To do: The answer is one number: how many lines hold the string "down".

Records provided:

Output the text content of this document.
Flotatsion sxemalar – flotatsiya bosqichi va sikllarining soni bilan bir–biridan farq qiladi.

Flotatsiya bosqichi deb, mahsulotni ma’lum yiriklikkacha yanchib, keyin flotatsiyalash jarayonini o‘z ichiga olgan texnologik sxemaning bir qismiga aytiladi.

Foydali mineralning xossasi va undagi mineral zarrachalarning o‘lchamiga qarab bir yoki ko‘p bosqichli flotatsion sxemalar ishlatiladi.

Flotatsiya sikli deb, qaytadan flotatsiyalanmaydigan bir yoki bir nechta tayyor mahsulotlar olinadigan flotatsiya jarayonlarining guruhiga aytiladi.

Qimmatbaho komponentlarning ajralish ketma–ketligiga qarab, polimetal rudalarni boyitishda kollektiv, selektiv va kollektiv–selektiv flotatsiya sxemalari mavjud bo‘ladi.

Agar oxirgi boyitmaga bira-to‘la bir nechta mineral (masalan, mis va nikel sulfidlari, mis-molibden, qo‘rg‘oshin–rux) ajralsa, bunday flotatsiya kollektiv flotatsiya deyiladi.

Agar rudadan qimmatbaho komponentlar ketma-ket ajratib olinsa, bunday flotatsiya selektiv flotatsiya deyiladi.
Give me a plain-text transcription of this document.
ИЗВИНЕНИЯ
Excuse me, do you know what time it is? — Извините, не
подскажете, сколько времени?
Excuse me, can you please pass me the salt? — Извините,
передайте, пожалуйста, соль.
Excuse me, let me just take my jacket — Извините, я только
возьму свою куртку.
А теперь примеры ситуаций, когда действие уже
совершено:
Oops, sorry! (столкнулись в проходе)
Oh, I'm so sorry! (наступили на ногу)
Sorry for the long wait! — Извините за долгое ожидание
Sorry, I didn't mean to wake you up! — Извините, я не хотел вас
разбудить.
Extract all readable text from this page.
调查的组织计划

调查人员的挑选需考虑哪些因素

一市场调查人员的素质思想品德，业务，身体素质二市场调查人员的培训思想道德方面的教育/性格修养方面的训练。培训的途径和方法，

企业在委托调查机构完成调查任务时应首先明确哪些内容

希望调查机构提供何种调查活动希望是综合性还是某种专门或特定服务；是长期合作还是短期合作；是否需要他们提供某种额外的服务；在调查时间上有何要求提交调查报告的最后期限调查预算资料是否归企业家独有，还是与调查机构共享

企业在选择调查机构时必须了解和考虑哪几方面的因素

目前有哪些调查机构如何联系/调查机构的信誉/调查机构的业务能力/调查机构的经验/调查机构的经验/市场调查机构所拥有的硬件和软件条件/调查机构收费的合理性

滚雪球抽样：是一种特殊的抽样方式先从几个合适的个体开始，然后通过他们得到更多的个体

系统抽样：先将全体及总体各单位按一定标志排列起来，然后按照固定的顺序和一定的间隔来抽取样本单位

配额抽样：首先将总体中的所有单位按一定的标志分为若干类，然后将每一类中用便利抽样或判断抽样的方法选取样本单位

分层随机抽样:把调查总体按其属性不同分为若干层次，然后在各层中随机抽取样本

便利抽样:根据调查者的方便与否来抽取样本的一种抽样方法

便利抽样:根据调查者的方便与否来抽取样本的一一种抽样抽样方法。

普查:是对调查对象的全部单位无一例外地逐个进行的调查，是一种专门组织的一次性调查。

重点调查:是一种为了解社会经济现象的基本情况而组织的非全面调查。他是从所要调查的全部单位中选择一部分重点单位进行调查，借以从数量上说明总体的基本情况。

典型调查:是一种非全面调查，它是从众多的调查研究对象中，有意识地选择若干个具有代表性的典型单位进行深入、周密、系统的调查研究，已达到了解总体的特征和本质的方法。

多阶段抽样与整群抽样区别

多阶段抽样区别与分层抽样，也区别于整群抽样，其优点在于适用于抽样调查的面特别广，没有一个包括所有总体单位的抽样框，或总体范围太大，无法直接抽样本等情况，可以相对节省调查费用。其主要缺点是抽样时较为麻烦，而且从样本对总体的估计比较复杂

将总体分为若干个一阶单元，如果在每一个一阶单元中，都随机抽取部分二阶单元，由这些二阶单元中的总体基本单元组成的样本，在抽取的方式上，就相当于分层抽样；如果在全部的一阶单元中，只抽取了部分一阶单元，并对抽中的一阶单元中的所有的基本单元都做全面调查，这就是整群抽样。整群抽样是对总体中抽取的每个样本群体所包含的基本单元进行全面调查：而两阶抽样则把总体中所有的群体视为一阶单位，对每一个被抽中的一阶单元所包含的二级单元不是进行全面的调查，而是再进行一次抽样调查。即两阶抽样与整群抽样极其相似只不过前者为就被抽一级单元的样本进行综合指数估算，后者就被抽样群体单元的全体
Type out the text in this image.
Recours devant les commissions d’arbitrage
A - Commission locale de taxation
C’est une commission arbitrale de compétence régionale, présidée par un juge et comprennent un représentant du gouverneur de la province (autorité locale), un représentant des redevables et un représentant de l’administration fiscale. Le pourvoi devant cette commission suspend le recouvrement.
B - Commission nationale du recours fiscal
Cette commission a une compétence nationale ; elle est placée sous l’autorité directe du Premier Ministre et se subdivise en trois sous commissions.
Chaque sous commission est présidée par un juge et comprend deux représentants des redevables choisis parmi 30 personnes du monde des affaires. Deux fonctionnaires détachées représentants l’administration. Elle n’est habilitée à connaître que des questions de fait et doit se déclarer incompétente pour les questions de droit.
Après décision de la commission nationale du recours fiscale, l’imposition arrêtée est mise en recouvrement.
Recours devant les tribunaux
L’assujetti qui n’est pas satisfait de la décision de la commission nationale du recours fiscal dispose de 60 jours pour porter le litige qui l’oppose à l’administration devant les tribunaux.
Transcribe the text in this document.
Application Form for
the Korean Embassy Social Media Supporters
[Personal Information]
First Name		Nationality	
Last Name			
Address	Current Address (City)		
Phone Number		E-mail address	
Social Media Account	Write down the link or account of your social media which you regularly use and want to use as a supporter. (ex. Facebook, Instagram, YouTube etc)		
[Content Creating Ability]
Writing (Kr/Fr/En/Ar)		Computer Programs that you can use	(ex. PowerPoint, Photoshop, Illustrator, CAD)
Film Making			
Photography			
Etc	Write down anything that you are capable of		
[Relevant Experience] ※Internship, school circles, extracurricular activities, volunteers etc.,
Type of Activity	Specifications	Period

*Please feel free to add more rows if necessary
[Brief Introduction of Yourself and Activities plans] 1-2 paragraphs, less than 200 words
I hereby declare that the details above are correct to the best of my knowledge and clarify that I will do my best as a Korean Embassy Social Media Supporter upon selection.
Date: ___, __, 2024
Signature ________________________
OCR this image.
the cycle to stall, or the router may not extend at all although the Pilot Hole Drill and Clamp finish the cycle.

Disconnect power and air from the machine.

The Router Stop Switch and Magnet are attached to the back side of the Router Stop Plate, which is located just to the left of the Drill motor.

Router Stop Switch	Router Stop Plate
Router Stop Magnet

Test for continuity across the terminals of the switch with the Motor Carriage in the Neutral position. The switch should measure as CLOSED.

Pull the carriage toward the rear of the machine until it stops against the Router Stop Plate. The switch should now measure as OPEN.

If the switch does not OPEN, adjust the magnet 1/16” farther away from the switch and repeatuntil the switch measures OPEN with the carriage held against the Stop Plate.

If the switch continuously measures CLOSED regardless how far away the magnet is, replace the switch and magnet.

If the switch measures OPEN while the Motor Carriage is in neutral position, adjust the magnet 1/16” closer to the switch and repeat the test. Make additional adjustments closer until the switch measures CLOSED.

Solution to this problem: 2